▶ **STATED PROBLEM**:
Write out each line in which the string "Lookout" is present.

▶ **RECORDED DATA**:

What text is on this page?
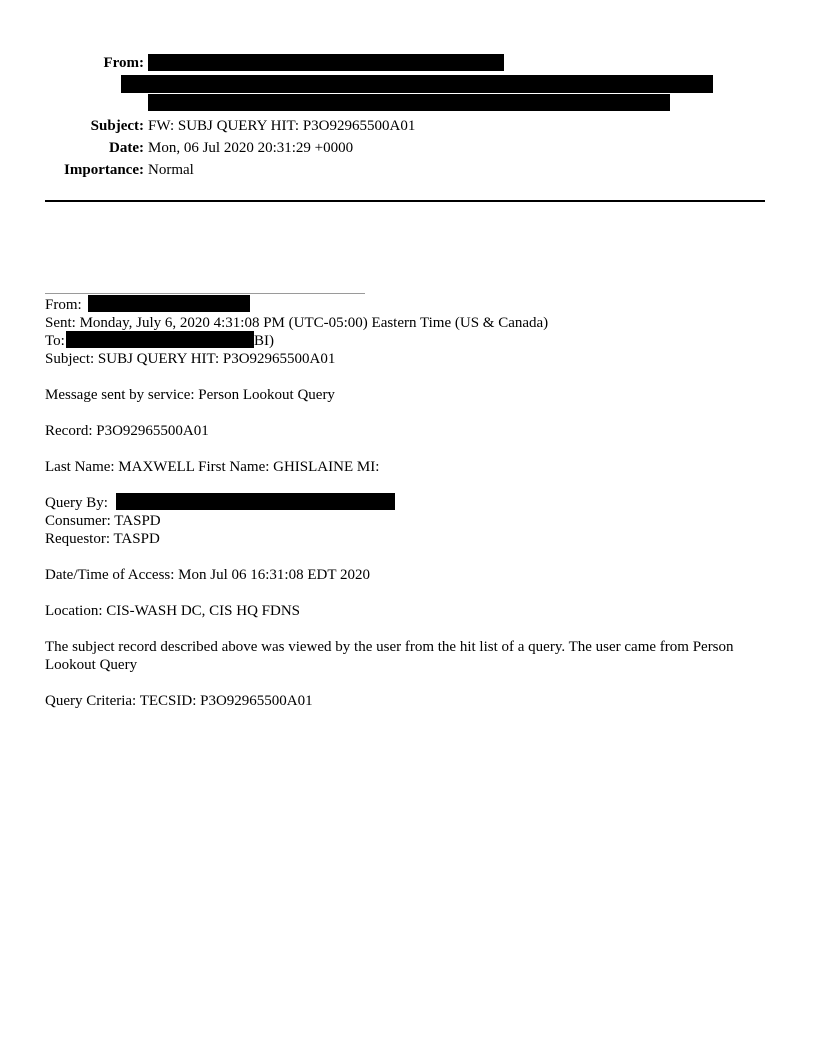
From:
Subject: FW: SUBJ QUERY HIT: P3O92965500A01
Date: Mon, 06 Jul 2020 20:31:29 +0000
Importance: Normal
From:
Sent: Monday, July 6, 2020 4:31:08 PM (UTC-05:00) Eastern Time (US & Canada)
To:	BI)
Subject: SUBJ QUERY HIT: P3O92965500A01
Message sent by service: Person Lookout Query
Record: P3O92965500A01
Last Name: MAXWELL First Name: GHISLAINE MI:
Query By:
Consumer: TASPD
Requestor: TASPD
Date/Time of Access: Mon Jul 06 16:31:08 EDT 2020
Location: CIS-WASH DC, CIS HQ FDNS
The subject record described above was viewed by the user from the hit list of a query. The user came from Person Lookout Query
Query Criteria: TECSID: P3O92965500A01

▶ **EXPECTED ANSWER**:
Message sent by service: Person Lookout Query
The subject record described above was viewed by the user from the hit list of a query. The user came from Person Lookout Query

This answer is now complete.